_What you are asked to do_: Note how many lines include the word "then", and give that number by itself.

_Data rows_:
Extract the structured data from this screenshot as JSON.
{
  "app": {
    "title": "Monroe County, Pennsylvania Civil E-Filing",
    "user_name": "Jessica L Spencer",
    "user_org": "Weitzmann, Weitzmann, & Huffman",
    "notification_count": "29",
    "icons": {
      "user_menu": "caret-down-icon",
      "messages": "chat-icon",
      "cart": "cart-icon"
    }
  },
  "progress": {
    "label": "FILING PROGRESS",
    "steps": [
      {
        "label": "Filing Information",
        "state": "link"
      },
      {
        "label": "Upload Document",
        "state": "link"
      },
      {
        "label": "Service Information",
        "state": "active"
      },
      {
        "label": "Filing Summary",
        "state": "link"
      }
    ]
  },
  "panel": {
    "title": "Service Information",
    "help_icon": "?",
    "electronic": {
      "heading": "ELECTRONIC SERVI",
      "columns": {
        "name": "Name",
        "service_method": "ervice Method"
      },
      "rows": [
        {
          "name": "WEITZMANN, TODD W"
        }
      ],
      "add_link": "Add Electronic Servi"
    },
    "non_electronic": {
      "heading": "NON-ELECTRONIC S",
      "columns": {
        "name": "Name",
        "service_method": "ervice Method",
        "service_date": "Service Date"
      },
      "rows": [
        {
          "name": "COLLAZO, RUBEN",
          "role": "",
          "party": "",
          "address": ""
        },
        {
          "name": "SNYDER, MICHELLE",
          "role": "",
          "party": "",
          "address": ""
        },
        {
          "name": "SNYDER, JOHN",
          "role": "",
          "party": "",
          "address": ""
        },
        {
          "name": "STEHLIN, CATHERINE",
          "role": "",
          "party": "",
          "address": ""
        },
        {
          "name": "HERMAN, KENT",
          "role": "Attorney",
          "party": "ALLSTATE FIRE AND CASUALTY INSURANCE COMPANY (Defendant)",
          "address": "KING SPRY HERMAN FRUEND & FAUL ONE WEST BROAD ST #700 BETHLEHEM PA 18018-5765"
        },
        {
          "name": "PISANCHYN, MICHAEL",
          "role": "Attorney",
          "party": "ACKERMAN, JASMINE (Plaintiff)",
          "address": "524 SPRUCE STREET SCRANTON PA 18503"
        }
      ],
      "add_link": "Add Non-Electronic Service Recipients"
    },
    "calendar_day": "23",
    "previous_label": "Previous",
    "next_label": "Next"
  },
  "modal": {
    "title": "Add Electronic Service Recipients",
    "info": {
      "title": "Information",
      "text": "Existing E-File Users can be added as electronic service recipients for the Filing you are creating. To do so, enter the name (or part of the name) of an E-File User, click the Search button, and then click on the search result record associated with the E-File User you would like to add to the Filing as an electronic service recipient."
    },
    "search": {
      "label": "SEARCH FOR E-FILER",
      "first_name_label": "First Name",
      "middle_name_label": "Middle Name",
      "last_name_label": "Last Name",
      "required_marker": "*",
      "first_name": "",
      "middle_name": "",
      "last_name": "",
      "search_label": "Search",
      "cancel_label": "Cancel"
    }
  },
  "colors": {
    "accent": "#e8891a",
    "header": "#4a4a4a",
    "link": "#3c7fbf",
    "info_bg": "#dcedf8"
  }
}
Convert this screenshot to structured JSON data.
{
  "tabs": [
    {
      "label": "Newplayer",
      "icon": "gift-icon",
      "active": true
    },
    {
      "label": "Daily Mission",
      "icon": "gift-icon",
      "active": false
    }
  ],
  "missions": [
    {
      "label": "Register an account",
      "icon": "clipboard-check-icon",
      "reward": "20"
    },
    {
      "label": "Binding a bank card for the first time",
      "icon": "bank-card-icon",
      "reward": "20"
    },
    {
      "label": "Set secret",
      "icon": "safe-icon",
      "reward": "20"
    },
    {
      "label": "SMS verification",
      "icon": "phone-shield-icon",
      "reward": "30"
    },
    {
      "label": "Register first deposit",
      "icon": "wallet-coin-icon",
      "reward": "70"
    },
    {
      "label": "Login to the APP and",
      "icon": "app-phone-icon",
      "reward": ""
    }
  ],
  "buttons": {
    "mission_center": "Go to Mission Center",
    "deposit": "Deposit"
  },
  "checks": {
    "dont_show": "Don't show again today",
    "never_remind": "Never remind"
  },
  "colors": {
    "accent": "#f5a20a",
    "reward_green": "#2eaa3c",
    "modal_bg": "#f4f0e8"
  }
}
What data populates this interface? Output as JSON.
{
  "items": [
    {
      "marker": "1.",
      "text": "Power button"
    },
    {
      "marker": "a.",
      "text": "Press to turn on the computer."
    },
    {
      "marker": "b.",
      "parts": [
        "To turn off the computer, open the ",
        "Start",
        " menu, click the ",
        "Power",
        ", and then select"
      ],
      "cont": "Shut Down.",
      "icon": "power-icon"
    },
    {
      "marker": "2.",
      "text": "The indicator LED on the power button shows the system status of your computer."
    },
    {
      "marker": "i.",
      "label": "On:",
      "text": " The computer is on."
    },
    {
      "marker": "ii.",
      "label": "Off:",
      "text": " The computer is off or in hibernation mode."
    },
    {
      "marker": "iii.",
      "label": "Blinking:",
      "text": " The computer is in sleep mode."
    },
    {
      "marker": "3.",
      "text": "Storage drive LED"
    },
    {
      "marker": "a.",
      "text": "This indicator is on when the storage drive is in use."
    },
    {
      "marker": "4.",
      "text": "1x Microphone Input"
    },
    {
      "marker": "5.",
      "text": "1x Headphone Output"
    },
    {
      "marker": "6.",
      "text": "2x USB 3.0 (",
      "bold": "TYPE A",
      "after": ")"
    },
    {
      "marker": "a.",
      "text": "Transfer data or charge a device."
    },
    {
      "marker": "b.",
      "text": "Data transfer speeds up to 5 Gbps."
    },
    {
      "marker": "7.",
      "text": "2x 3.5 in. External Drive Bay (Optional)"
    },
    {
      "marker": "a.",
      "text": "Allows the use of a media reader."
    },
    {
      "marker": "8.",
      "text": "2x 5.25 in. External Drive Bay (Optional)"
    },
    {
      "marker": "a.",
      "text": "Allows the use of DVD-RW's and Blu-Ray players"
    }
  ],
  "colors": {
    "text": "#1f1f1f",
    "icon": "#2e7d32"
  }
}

_Answer to the exercise_: 2